- [DIRECTIONS FOR THIS TASK] Switch every occurrence of "no data" in the rows below to "missing data", leave everything else unchanged, and reproduce all the rows.

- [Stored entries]

* START *

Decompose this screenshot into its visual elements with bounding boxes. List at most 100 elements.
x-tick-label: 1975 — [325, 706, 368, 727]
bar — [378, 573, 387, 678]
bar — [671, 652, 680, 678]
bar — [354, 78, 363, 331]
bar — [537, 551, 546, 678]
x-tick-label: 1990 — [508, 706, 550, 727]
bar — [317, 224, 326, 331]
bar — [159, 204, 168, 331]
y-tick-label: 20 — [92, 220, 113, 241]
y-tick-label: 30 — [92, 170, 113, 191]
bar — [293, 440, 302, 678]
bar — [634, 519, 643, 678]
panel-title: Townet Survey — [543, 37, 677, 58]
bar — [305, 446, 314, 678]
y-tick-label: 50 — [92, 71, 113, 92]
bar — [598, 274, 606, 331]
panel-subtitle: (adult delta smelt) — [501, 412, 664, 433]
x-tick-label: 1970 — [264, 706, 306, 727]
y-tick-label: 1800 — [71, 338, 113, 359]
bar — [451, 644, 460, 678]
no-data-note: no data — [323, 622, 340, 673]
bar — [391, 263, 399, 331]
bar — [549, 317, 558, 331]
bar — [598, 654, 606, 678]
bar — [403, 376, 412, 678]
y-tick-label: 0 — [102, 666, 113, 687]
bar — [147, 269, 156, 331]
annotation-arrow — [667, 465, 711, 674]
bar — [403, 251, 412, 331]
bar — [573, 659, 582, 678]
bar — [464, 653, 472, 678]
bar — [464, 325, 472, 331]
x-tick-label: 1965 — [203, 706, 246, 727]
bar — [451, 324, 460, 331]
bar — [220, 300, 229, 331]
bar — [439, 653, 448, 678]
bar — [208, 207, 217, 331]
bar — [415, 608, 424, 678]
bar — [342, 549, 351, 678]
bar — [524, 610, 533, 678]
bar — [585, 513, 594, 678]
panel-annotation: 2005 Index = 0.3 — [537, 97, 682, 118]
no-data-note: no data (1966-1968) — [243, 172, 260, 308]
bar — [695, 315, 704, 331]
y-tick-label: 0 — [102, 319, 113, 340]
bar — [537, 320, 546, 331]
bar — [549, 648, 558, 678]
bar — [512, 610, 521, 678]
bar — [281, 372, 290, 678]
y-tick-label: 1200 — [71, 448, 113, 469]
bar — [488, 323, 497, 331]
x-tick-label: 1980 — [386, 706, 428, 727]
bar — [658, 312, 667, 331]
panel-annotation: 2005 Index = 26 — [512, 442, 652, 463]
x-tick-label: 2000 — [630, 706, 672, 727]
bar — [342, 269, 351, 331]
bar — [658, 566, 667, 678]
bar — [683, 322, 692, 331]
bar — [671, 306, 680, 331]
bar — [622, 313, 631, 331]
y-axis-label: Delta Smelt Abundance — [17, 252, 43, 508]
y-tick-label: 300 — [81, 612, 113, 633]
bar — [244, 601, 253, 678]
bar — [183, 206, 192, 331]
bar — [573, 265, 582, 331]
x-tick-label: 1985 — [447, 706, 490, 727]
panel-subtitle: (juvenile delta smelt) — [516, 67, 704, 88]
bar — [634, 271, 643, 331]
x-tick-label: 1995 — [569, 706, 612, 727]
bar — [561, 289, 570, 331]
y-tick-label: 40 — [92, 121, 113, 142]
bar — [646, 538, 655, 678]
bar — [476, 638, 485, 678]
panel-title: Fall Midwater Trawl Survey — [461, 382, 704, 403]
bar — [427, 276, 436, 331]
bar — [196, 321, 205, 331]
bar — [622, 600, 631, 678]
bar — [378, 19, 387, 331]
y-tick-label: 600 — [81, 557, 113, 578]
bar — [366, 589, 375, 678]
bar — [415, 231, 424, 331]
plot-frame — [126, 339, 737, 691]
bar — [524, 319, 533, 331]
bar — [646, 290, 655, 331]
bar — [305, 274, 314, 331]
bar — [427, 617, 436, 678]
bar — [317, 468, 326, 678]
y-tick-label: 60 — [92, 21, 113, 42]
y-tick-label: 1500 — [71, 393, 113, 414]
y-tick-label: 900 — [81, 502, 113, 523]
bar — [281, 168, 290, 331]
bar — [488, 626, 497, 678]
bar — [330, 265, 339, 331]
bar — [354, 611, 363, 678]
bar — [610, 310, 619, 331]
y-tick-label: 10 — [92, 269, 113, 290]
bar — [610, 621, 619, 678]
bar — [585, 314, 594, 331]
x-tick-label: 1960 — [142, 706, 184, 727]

* END *

- [SOLUTION TO THE PROBLEM]
Decompose this screenshot into its visual elements with bounding boxes. List at most 100 elements.
x-tick-label: 1975 — [325, 706, 368, 727]
bar — [378, 573, 387, 678]
bar — [671, 652, 680, 678]
bar — [354, 78, 363, 331]
bar — [537, 551, 546, 678]
x-tick-label: 1990 — [508, 706, 550, 727]
bar — [317, 224, 326, 331]
bar — [159, 204, 168, 331]
y-tick-label: 20 — [92, 220, 113, 241]
y-tick-label: 30 — [92, 170, 113, 191]
bar — [293, 440, 302, 678]
bar — [634, 519, 643, 678]
panel-title: Townet Survey — [543, 37, 677, 58]
bar — [305, 446, 314, 678]
y-tick-label: 50 — [92, 71, 113, 92]
bar — [598, 274, 606, 331]
panel-subtitle: (adult delta smelt) — [501, 412, 664, 433]
x-tick-label: 1970 — [264, 706, 306, 727]
y-tick-label: 1800 — [71, 338, 113, 359]
bar — [451, 644, 460, 678]
no-data-note: missing data — [323, 622, 340, 673]
bar — [391, 263, 399, 331]
bar — [549, 317, 558, 331]
bar — [598, 654, 606, 678]
bar — [403, 376, 412, 678]
y-tick-label: 0 — [102, 666, 113, 687]
bar — [147, 269, 156, 331]
annotation-arrow — [667, 465, 711, 674]
bar — [403, 251, 412, 331]
bar — [573, 659, 582, 678]
bar — [464, 653, 472, 678]
bar — [464, 325, 472, 331]
x-tick-label: 1965 — [203, 706, 246, 727]
bar — [451, 324, 460, 331]
bar — [220, 300, 229, 331]
bar — [439, 653, 448, 678]
bar — [208, 207, 217, 331]
bar — [415, 608, 424, 678]
bar — [342, 549, 351, 678]
bar — [524, 610, 533, 678]
bar — [585, 513, 594, 678]
panel-annotation: 2005 Index = 0.3 — [537, 97, 682, 118]
no-data-note: missing data (1966-1968) — [243, 172, 260, 308]
bar — [695, 315, 704, 331]
y-tick-label: 0 — [102, 319, 113, 340]
bar — [537, 320, 546, 331]
bar — [549, 648, 558, 678]
bar — [512, 610, 521, 678]
bar — [281, 372, 290, 678]
y-tick-label: 1200 — [71, 448, 113, 469]
bar — [488, 323, 497, 331]
x-tick-label: 1980 — [386, 706, 428, 727]
bar — [658, 312, 667, 331]
panel-annotation: 2005 Index = 26 — [512, 442, 652, 463]
x-tick-label: 2000 — [630, 706, 672, 727]
bar — [342, 269, 351, 331]
bar — [658, 566, 667, 678]
bar — [683, 322, 692, 331]
bar — [671, 306, 680, 331]
bar — [622, 313, 631, 331]
y-axis-label: Delta Smelt Abundance — [17, 252, 43, 508]
y-tick-label: 300 — [81, 612, 113, 633]
bar — [244, 601, 253, 678]
bar — [183, 206, 192, 331]
bar — [573, 265, 582, 331]
x-tick-label: 1985 — [447, 706, 490, 727]
panel-subtitle: (juvenile delta smelt) — [516, 67, 704, 88]
bar — [634, 271, 643, 331]
x-tick-label: 1995 — [569, 706, 612, 727]
bar — [561, 289, 570, 331]
y-tick-label: 40 — [92, 121, 113, 142]
bar — [646, 538, 655, 678]
bar — [476, 638, 485, 678]
panel-title: Fall Midwater Trawl Survey — [461, 382, 704, 403]
bar — [427, 276, 436, 331]
bar — [196, 321, 205, 331]
bar — [622, 600, 631, 678]
bar — [378, 19, 387, 331]
y-tick-label: 600 — [81, 557, 113, 578]
bar — [366, 589, 375, 678]
bar — [415, 231, 424, 331]
plot-frame — [126, 339, 737, 691]
bar — [524, 319, 533, 331]
bar — [646, 290, 655, 331]
bar — [305, 274, 314, 331]
bar — [427, 617, 436, 678]
bar — [317, 468, 326, 678]
y-tick-label: 60 — [92, 21, 113, 42]
y-tick-label: 1500 — [71, 393, 113, 414]
y-tick-label: 900 — [81, 502, 113, 523]
bar — [281, 168, 290, 331]
bar — [488, 626, 497, 678]
bar — [330, 265, 339, 331]
bar — [354, 611, 363, 678]
bar — [610, 310, 619, 331]
y-tick-label: 10 — [92, 269, 113, 290]
bar — [610, 621, 619, 678]
bar — [585, 314, 594, 331]
x-tick-label: 1960 — [142, 706, 184, 727]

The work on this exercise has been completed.